Locate the string "text" in the records below. Copy every line where it occurs.

------------------------------

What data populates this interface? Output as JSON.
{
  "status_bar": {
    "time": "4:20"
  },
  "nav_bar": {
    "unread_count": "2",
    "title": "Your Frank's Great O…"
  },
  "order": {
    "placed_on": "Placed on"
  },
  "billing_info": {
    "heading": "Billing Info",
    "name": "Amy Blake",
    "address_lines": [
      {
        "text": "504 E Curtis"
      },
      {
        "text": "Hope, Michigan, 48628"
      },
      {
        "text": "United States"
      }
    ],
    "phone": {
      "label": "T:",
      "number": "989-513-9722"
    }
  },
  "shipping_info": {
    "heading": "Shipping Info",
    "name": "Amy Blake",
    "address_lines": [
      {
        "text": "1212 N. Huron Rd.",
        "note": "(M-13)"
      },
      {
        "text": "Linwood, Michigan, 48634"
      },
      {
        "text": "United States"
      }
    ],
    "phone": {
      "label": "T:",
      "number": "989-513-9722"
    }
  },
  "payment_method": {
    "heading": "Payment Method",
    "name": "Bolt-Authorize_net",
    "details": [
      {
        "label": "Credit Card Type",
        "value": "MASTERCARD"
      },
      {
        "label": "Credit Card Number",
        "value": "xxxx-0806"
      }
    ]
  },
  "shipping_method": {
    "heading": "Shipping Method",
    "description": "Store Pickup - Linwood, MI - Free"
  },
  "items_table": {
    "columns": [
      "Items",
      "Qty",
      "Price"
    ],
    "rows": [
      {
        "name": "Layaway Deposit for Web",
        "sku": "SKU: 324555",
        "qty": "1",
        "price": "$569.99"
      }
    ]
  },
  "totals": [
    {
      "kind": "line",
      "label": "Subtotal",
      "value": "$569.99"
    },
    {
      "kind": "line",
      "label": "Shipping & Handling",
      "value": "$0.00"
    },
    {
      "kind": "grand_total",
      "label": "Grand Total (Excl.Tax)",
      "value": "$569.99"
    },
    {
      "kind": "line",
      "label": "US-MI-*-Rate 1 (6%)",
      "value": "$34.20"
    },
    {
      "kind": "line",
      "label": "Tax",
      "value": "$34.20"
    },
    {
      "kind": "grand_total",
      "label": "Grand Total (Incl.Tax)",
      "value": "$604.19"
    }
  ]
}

------------------------------

◆ Output of the task
        "text": "504 E Curtis"
        "text": "Hope, Michigan, 48628"
        "text": "United States"
        "text": "1212 N. Huron Rd.",
        "text": "Linwood, Michigan, 48634"
        "text": "United States"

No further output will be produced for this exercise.